■ Dataset entries ■
........
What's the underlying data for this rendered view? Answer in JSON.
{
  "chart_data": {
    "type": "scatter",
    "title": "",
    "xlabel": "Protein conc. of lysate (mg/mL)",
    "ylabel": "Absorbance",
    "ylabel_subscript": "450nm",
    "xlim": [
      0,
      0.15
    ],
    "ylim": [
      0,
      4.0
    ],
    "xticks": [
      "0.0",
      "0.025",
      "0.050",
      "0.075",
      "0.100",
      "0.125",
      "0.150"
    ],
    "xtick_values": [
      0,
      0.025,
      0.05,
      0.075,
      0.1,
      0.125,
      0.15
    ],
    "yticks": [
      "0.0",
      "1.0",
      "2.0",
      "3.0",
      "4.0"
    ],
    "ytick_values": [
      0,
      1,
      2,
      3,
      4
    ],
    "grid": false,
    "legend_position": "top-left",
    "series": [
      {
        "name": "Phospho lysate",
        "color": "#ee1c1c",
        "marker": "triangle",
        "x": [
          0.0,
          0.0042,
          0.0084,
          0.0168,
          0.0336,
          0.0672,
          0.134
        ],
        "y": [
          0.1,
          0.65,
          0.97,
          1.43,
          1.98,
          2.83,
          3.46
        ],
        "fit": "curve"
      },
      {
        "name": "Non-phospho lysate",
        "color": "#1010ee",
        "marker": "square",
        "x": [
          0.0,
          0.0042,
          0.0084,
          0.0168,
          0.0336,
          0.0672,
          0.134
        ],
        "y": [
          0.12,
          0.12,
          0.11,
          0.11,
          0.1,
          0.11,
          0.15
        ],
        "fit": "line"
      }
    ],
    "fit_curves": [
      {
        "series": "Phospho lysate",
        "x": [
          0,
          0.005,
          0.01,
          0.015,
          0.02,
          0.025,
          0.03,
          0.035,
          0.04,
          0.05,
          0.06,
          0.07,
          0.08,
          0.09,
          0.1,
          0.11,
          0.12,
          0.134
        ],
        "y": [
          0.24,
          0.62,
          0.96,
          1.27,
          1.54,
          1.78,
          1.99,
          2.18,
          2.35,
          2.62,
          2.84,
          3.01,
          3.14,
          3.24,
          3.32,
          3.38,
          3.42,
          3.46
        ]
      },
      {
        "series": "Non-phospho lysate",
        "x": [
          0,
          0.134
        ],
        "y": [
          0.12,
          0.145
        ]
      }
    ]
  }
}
........
■ What you are asked to do ■
Search the data for "name" and list every line in which it occurs.

■ Output of the exercise ■
        "name": "Phospho lysate",
        "name": "Non-phospho lysate",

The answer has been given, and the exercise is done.